## [ABOUT THIS EXERCISE]
Using the tournament rules below, decide whether each statement agrees with the text. Answer yes or no for each, and quote the deciding words of the text.
1. A player moving from a broken table may be given the small blind.
2. Play stops on a table that is two players short.
3. No-limit games have no cap on the number of raises.

21 Rabbit Hunting- No rabbit-hunting is allowed.
22 Dodging Blinds- A player who intentionally dodges (a) blind(s) when moving from a broken table will incur a penalty.
23 Chips Visible- All chips must be visible at all times. Players may not hold or transport tournament chips in any manner that takes them out of view. A player who does so will forfeit the chips and will face disqualification. The forfeited chips will be taken out of play.
24 Breaking Tables- Players going from a broken table to fill in seats assume the rights and responsibilities of the position. They can get the big blind, the small blind, or the button. The only place they cannot get a hand is between the small blind and the button.
25 Balancing Tables- In flop games when balancing tables players will be moved from the big blind to the worst position (which is never the small blind). The table to which a player is moved will be as specified by a predetermined procedure. Play will halt on any table that is at least three players short. In stud games players will be moved by position (the last seat to open up at the short table is the seat to be filled).
26 Raises- There is no cap on the number of raises in no-limit games. A raise must be at least the size of the previous raise. In limit events there will be a limit to raises even when heads-up until the tournament is down to two players; the house limit will apply.
27 Misdeals - In stud games if any of the players' two down cards are exposed due to dealer error it is a misdeal. In flop games exposure of one of the first two cards dealt is a misdeal. Players may be dealt two consecutive cards on the button.

## [SUPPLIED DATA]
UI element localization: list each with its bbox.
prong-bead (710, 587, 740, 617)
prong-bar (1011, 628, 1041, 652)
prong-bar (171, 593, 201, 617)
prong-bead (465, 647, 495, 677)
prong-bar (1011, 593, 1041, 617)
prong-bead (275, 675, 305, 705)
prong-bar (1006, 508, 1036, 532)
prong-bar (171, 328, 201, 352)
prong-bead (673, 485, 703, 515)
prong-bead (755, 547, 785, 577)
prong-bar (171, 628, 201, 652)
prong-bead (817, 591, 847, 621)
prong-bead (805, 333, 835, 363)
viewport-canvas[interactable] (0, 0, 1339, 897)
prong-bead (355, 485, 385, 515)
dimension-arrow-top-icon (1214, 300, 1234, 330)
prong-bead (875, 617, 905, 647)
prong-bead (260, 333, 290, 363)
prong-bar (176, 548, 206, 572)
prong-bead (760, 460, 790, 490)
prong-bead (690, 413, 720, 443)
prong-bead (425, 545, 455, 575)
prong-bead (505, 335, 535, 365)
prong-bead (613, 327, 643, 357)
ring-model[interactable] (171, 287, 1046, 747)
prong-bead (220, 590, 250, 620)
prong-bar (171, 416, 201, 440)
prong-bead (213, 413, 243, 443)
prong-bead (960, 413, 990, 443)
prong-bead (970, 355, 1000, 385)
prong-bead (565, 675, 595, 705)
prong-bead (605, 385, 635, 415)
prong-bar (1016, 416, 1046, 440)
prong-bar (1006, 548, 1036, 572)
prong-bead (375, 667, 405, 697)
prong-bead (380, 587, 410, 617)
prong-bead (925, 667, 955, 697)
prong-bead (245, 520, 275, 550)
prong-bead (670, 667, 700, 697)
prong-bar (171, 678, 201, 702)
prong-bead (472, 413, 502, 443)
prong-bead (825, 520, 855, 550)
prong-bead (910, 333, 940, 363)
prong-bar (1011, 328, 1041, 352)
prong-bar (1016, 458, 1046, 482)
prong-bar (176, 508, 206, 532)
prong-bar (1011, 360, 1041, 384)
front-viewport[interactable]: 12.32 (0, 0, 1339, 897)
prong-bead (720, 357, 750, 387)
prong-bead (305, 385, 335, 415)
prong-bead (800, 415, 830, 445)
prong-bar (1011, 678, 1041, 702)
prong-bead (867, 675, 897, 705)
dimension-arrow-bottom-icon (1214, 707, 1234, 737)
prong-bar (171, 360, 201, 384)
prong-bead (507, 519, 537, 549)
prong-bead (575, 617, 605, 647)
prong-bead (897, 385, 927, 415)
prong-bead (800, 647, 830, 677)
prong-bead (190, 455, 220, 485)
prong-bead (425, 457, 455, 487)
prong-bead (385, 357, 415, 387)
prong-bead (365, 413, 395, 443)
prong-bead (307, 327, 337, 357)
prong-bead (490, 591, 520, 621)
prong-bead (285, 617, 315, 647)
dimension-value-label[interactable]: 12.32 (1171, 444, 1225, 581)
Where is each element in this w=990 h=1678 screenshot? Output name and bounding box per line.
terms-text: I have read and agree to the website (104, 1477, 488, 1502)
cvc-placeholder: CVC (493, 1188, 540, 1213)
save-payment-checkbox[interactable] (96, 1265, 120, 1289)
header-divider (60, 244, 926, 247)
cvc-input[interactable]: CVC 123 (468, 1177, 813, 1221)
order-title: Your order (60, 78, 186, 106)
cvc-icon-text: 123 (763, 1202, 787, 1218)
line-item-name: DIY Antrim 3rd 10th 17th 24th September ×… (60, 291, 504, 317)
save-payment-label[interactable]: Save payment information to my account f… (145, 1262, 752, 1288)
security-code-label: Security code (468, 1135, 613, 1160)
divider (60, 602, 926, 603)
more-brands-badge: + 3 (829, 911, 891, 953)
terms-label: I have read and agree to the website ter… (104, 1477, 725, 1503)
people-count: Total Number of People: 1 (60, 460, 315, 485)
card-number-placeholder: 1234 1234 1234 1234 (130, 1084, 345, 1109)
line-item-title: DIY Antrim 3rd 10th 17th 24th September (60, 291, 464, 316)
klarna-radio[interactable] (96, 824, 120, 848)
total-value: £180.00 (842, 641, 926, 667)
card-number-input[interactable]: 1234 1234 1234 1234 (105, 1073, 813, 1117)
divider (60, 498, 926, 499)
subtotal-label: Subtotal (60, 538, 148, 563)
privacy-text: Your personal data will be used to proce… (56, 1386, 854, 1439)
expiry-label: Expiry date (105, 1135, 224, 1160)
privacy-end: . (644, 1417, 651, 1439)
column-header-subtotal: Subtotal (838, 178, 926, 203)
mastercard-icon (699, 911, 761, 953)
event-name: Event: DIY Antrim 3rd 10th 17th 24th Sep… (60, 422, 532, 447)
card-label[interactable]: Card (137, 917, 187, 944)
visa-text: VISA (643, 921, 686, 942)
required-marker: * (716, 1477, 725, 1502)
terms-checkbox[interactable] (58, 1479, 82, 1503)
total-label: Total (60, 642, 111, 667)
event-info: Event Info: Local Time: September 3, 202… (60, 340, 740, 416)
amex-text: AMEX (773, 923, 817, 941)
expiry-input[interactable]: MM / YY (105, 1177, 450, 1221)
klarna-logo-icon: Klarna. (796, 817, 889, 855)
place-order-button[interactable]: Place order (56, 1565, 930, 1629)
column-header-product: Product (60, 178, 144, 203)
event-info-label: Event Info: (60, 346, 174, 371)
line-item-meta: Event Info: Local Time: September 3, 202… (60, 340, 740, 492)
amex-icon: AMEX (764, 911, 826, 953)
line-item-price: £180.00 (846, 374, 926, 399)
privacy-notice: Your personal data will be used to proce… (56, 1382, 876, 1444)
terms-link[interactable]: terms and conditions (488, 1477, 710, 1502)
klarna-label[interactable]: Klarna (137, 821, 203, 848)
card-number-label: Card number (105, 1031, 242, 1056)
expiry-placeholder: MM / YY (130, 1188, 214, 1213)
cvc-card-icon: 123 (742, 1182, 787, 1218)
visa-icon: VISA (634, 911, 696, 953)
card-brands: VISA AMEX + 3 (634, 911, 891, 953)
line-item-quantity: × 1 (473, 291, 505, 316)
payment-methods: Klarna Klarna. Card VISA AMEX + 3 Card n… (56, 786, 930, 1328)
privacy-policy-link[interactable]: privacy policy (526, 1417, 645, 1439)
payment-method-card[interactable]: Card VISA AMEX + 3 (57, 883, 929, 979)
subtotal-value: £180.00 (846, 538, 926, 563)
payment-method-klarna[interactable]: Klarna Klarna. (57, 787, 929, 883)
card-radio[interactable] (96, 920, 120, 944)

## [OUTPUT BELOW]
1. Yes: "They can get the big blind, the small blind, or the button."
2. No: "Play will halt on any table that is at least three players short."
3. Yes: "There is no cap on the number of raises in no-limit games."